- _Set problem_:
Your task is to gather the lines below that hold the string "年度安全生产监督检查计划".

*** Task inputs ***

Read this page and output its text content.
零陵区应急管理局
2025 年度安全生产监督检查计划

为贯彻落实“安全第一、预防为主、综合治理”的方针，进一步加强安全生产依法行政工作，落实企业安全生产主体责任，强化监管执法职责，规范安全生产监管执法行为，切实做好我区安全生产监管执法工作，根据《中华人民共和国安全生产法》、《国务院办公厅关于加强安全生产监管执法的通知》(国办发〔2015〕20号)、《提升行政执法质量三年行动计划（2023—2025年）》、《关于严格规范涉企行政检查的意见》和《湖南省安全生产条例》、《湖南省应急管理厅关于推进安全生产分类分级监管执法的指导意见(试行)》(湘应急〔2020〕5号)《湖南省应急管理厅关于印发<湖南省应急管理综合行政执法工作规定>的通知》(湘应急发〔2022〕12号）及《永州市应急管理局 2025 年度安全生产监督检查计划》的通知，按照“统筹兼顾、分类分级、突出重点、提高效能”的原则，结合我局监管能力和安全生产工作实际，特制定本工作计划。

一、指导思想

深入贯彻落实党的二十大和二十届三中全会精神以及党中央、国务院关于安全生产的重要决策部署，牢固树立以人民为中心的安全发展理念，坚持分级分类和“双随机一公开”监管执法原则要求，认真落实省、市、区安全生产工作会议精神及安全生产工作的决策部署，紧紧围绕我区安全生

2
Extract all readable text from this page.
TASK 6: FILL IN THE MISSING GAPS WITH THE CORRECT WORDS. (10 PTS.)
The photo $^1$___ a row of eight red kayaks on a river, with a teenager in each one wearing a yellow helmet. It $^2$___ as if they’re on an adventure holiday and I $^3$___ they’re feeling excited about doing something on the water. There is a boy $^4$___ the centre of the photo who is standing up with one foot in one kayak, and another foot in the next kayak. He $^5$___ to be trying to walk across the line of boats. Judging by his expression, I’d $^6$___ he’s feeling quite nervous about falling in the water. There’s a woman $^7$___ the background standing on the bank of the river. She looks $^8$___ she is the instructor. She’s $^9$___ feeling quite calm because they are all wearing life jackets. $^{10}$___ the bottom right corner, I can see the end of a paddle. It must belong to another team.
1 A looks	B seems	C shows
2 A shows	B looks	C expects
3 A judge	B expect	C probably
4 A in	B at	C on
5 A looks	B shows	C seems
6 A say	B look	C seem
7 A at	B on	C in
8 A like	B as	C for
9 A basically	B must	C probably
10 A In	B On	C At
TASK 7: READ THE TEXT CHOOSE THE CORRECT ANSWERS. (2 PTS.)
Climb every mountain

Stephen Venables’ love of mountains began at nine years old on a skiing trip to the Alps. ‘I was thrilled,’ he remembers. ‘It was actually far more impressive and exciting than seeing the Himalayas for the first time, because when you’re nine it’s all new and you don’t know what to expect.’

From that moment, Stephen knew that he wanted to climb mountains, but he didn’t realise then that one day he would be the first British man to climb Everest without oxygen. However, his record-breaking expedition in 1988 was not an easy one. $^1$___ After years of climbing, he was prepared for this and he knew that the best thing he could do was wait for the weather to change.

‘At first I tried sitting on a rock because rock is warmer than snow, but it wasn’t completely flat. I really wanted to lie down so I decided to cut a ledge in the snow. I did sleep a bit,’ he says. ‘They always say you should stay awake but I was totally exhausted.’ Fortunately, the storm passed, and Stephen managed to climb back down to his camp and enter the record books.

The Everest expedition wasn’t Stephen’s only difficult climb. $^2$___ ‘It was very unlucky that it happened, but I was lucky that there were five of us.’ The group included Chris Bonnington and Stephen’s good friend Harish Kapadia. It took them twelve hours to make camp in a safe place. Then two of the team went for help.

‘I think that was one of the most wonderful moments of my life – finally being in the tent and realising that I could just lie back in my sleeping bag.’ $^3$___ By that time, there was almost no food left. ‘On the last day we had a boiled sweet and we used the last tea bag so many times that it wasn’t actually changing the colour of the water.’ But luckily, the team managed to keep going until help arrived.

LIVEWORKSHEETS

***

- _Worked answer_:
2025 年度安全生产监督检查计划
为贯彻落实“安全第一、预防为主、综合治理”的方针，进一步加强安全生产依法行政工作，落实企业安全生产主体责任，强化监管执法职责，规范安全生产监管执法行为，切实做好我区安全生产监管执法工作，根据《中华人民共和国安全生产法》、《国务院办公厅关于加强安全生产监管执法的通知》(国办发〔2015〕20号)、《提升行政执法质量三年行动计划（2023—2025年）》、《关于严格规范涉企行政检查的意见》和《湖南省安全生产条例》、《湖南省应急管理厅关于推进安全生产分类分级监管执法的指导意见(试行)》(湘应急〔2020〕5号)《湖南省应急管理厅关于印发<湖南省应急管理综合行政执法工作规定>的通知》(湘应急发〔2022〕12号）及《永州市应急管理局 2025 年度安全生产监督检查计划》的通知，按照“统筹兼顾、分类分级、突出重点、提高效能”的原则，结合我局监管能力和安全生产工作实际，特制定本工作计划。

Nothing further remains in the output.